**Description of the task**
Set all the material down again unchanged, without the pictures.

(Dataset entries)
%%
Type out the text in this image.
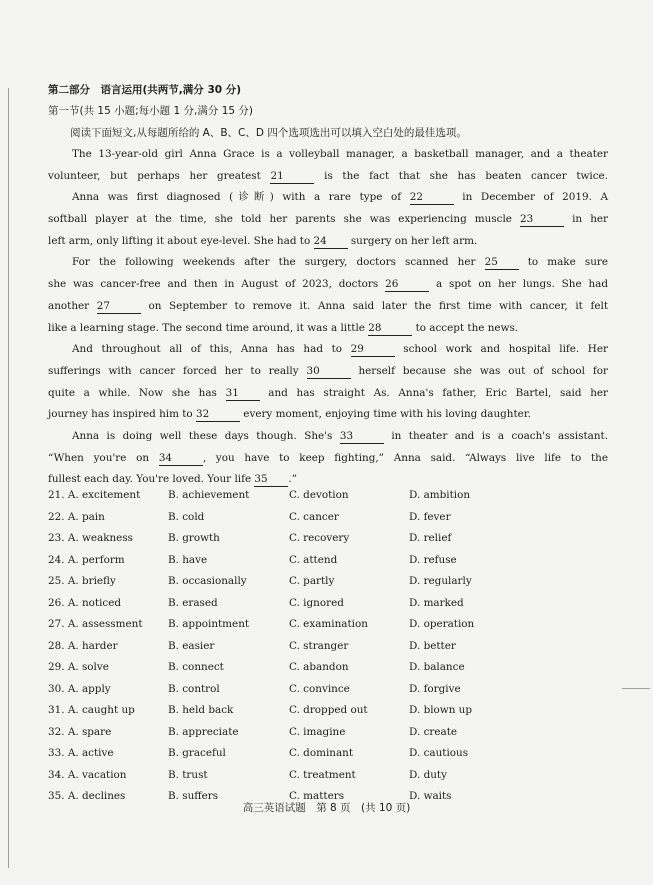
第二部分　语言运用(共两节,满分 30 分)
第一节(共 15 小题;每小题 1 分,满分 15 分)
阅读下面短文,从每题所给的 A、B、C、D 四个选项选出可以填入空白处的最佳选项。
The 13-year-old girl Anna Grace is a volleyball manager, a basketball manager, and a theater
volunteer, but perhaps her greatest 21	is the fact that she has beaten cancer twice.
Anna was first diagnosed (诊断) with a rare type of 22	in December of 2019. A
softball player at the time, she told her parents she was experiencing muscle 23	in her
left arm, only lifting it about eye-level. She had to 24 surgery on her left arm.
For the following weekends after the surgery, doctors scanned her 25	to make sure
she was cancer-free and then in August of 2023, doctors 26	a spot on her lungs. She had
another 27	on September to remove it. Anna said later the first time with cancer, it felt
like a learning stage. The second time around, it was a little 28	to accept the news.
And throughout all of this, Anna has had to 29	school work and hospital life. Her
sufferings with cancer forced her to really 30	herself because she was out of school for
quite a while. Now she has 31	and has straight As. Anna's father, Eric Bartel, said her
journey has inspired him to 32	every moment, enjoying time with his loving daughter.
Anna is doing well these days though. She's 33	in theater and is a coach's assistant.
“When you're on 34	, you have to keep fighting,” Anna said. “Always live life to the
fullest each day. You're loved. Your life 35 .”
21. A. excitement	B. achievement	C. devotion	D. ambition
22. A. pain	B. cold	C. cancer	D. fever
23. A. weakness	B. growth	C. recovery	D. relief
24. A. perform	B. have	C. attend	D. refuse
25. A. briefly	B. occasionally	C. partly	D. regularly
26. A. noticed	B. erased	C. ignored	D. marked
27. A. assessment B. appointment	C. examination	D. operation
28. A. harder	B. easier	C. stranger	D. better
29. A. solve	B. connect	C. abandon	D. balance
30. A. apply	B. control	C. convince	D. forgive
31. A. caught up	B. held back	C. dropped out	D. blown up
32. A. spare	B. appreciate	C. imagine	D. create
33. A. active	B. graceful	C. dominant	D. cautious
34. A. vacation	B. trust	C. treatment	D. duty
35. A. declines	B. suffers	C. matters	D. waits
高三英语试题　第 8 页　(共 10 页)
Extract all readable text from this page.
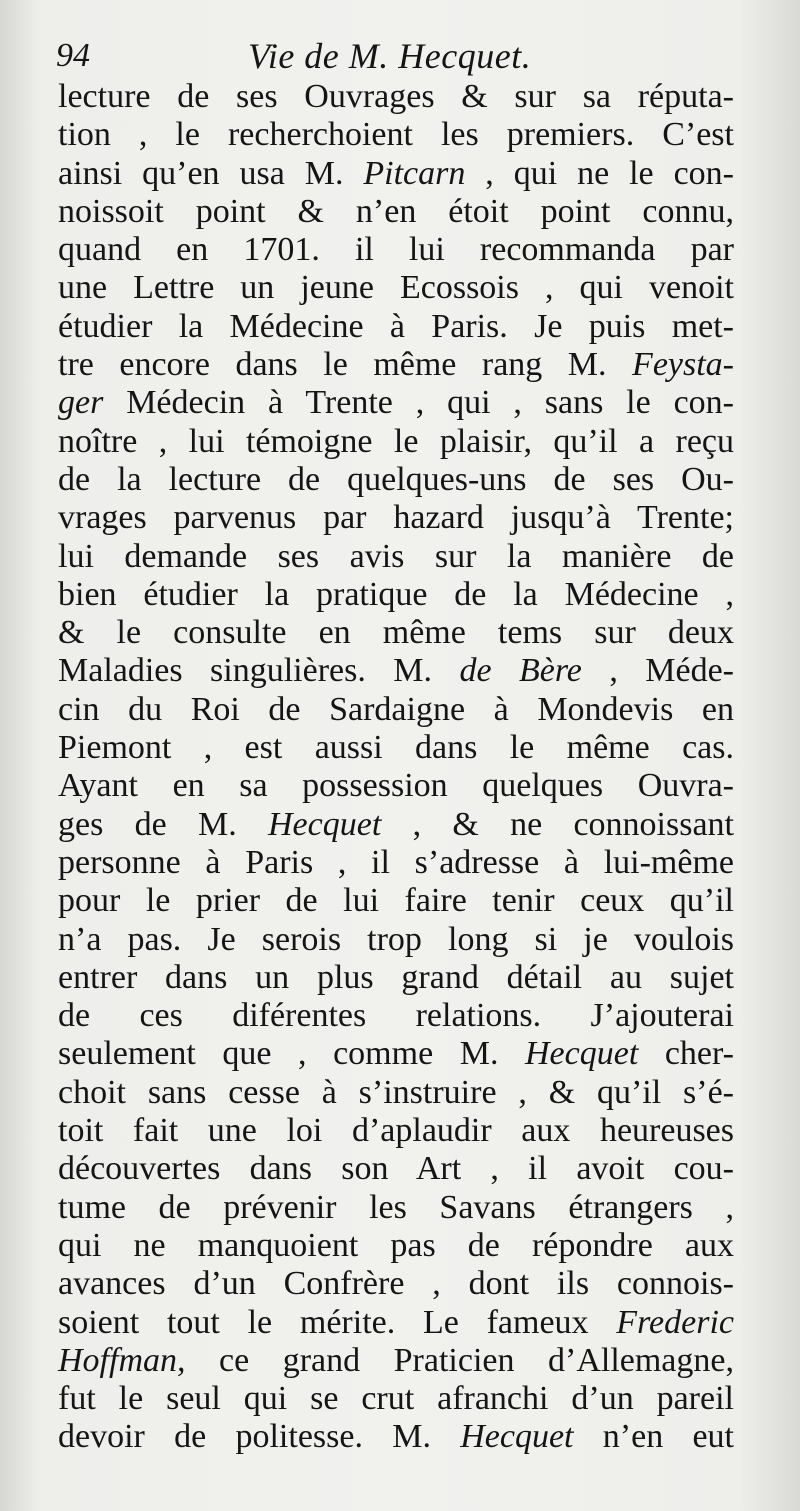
94	Vie de M. Hecquet.
lecture de ses Ouvrages & sur sa réputa-
tion , le recherchoient les premiers. C’est
ainsi qu’en usa M. Pitcarn , qui ne le con-
noissoit point & n’en étoit point connu,
quand en 1701. il lui recommanda par
une Lettre un jeune Ecossois , qui venoit
étudier la Médecine à Paris. Je puis met-
tre encore dans le même rang M. Feysta-
ger Médecin à Trente , qui , sans le con-
noître , lui témoigne le plaisir, qu’il a reçu
de la lecture de quelques-uns de ses Ou-
vrages parvenus par hazard jusqu’à Trente;
lui demande ses avis sur la manière de
bien étudier la pratique de la Médecine ,
& le consulte en même tems sur deux
Maladies singulières. M. de Bère , Méde-
cin du Roi de Sardaigne à Mondevis en
Piemont , est aussi dans le même cas.
Ayant en sa possession quelques Ouvra-
ges de M. Hecquet , & ne connoissant
personne à Paris , il s’adresse à lui-même
pour le prier de lui faire tenir ceux qu’il
n’a pas. Je serois trop long si je voulois
entrer dans un plus grand détail au sujet
de ces diférentes relations. J’ajouterai
seulement que , comme M. Hecquet cher-
choit sans cesse à s’instruire , & qu’il s’é-
toit fait une loi d’aplaudir aux heureuses
découvertes dans son Art , il avoit cou-
tume de prévenir les Savans étrangers ,
qui ne manquoient pas de répondre aux
avances d’un Confrère , dont ils connois-
soient tout le mérite. Le fameux Frederic
Hoffman, ce grand Praticien d’Allemagne,
fut le seul qui se crut afranchi d’un pareil
devoir de politesse. M. Hecquet n’en eut
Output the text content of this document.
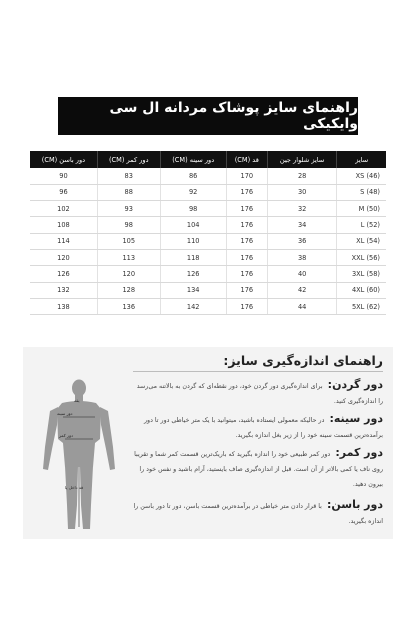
راهنمای سایز پوشاک مردانه ال سی وایکیکی
سایز	سایز شلوار جین	قد (CM)	دور سینه (CM)	دور کمر (CM)	دور باسن (CM)
XS (46)	28	170	86	83	90
S (48)	30	176	92	88	96
M (50)	32	176	98	93	102
L (52)	34	176	104	98	108
XL (54)	36	176	110	105	114
XXL (56)	38	176	118	113	120
3XL (58)	40	176	126	120	126
4XL (60)	42	176	134	128	132
5XL (62)	44	176	142	136	138
راهنمای اندازه‌گیری سایز:
دور گردن: برای اندازه‌گیری دور گردن خود، دور نقطه‌ای که گردن به بالاتنه می‌رسد را اندازه‌گیری کنید.
دور سینه: در حالیکه معمولی ایستاده باشید، میتوانید با یک متر خیاطی دور تا دور برآمده‌ترین قسمت سینه خود را از زیر بغل اندازه بگیرید.
دور کمر: دور کمر طبیعی خود را اندازه بگیرید که باریک‌ترین قسمت کمر شما و تقریبا روی ناف یا کمی بالاتر از آن است. قبل از اندازه‌گیری صاف بایستید، آرام باشید و نفس خود را بیرون دهید.
دور باسن: با قرار دادن متر خیاطی در برآمده‌ترین قسمت باسن، دور تا دور باسن را اندازه بگیرید.
یقه
دور سینه
دور کمر
قد داخل پا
%%
**Task solution**
Type out the text in this image.
第二部分　语言运用(共两节,满分 30 分)
第一节(共 15 小题;每小题 1 分,满分 15 分)
阅读下面短文,从每题所给的 A、B、C、D 四个选项选出可以填入空白处的最佳选项。
The 13-year-old girl Anna Grace is a volleyball manager, a basketball manager, and a theater
volunteer, but perhaps her greatest 21	is the fact that she has beaten cancer twice.
Anna was first diagnosed (诊断) with a rare type of 22	in December of 2019. A
softball player at the time, she told her parents she was experiencing muscle 23	in her
left arm, only lifting it about eye-level. She had to 24 surgery on her left arm.
For the following weekends after the surgery, doctors scanned her 25	to make sure
she was cancer-free and then in August of 2023, doctors 26	a spot on her lungs. She had
another 27	on September to remove it. Anna said later the first time with cancer, it felt
like a learning stage. The second time around, it was a little 28	to accept the news.
And throughout all of this, Anna has had to 29	school work and hospital life. Her
sufferings with cancer forced her to really 30	herself because she was out of school for
quite a while. Now she has 31	and has straight As. Anna's father, Eric Bartel, said her
journey has inspired him to 32	every moment, enjoying time with his loving daughter.
Anna is doing well these days though. She's 33	in theater and is a coach's assistant.
“When you're on 34	, you have to keep fighting,” Anna said. “Always live life to the
fullest each day. You're loved. Your life 35 .”
21. A. excitement	B. achievement	C. devotion	D. ambition
22. A. pain	B. cold	C. cancer	D. fever
23. A. weakness	B. growth	C. recovery	D. relief
24. A. perform	B. have	C. attend	D. refuse
25. A. briefly	B. occasionally	C. partly	D. regularly
26. A. noticed	B. erased	C. ignored	D. marked
27. A. assessment B. appointment	C. examination	D. operation
28. A. harder	B. easier	C. stranger	D. better
29. A. solve	B. connect	C. abandon	D. balance
30. A. apply	B. control	C. convince	D. forgive
31. A. caught up	B. held back	C. dropped out	D. blown up
32. A. spare	B. appreciate	C. imagine	D. create
33. A. active	B. graceful	C. dominant	D. cautious
34. A. vacation	B. trust	C. treatment	D. duty
35. A. declines	B. suffers	C. matters	D. waits
高三英语试题　第 8 页　(共 10 页)
Extract all readable text from this page.
94	Vie de M. Hecquet.
lecture de ses Ouvrages & sur sa réputa-
tion , le recherchoient les premiers. C’est
ainsi qu’en usa M. Pitcarn , qui ne le con-
noissoit point & n’en étoit point connu,
quand en 1701. il lui recommanda par
une Lettre un jeune Ecossois , qui venoit
étudier la Médecine à Paris. Je puis met-
tre encore dans le même rang M. Feysta-
ger Médecin à Trente , qui , sans le con-
noître , lui témoigne le plaisir, qu’il a reçu
de la lecture de quelques-uns de ses Ou-
vrages parvenus par hazard jusqu’à Trente;
lui demande ses avis sur la manière de
bien étudier la pratique de la Médecine ,
& le consulte en même tems sur deux
Maladies singulières. M. de Bère , Méde-
cin du Roi de Sardaigne à Mondevis en
Piemont , est aussi dans le même cas.
Ayant en sa possession quelques Ouvra-
ges de M. Hecquet , & ne connoissant
personne à Paris , il s’adresse à lui-même
pour le prier de lui faire tenir ceux qu’il
n’a pas. Je serois trop long si je voulois
entrer dans un plus grand détail au sujet
de ces diférentes relations. J’ajouterai
seulement que , comme M. Hecquet cher-
choit sans cesse à s’instruire , & qu’il s’é-
toit fait une loi d’aplaudir aux heureuses
découvertes dans son Art , il avoit cou-
tume de prévenir les Savans étrangers ,
qui ne manquoient pas de répondre aux
avances d’un Confrère , dont ils connois-
soient tout le mérite. Le fameux Frederic
Hoffman, ce grand Praticien d’Allemagne,
fut le seul qui se crut afranchi d’un pareil
devoir de politesse. M. Hecquet n’en eut
Output the text content of this document.
راهنمای سایز پوشاک مردانه ال سی وایکیکی
سایز	سایز شلوار جین	قد (CM)	دور سینه (CM)	دور کمر (CM)	دور باسن (CM)
XS (46)	28	170	86	83	90
S (48)	30	176	92	88	96
M (50)	32	176	98	93	102
L (52)	34	176	104	98	108
XL (54)	36	176	110	105	114
XXL (56)	38	176	118	113	120
3XL (58)	40	176	126	120	126
4XL (60)	42	176	134	128	132
5XL (62)	44	176	142	136	138
راهنمای اندازه‌گیری سایز:
دور گردن: برای اندازه‌گیری دور گردن خود، دور نقطه‌ای که گردن به بالاتنه می‌رسد را اندازه‌گیری کنید.
دور سینه: در حالیکه معمولی ایستاده باشید، میتوانید با یک متر خیاطی دور تا دور برآمده‌ترین قسمت سینه خود را از زیر بغل اندازه بگیرید.
دور کمر: دور کمر طبیعی خود را اندازه بگیرید که باریک‌ترین قسمت کمر شما و تقریبا روی ناف یا کمی بالاتر از آن است. قبل از اندازه‌گیری صاف بایستید، آرام باشید و نفس خود را بیرون دهید.
دور باسن: با قرار دادن متر خیاطی در برآمده‌ترین قسمت باسن، دور تا دور باسن را اندازه بگیرید.
یقه
دور سینه
دور کمر
قد داخل پا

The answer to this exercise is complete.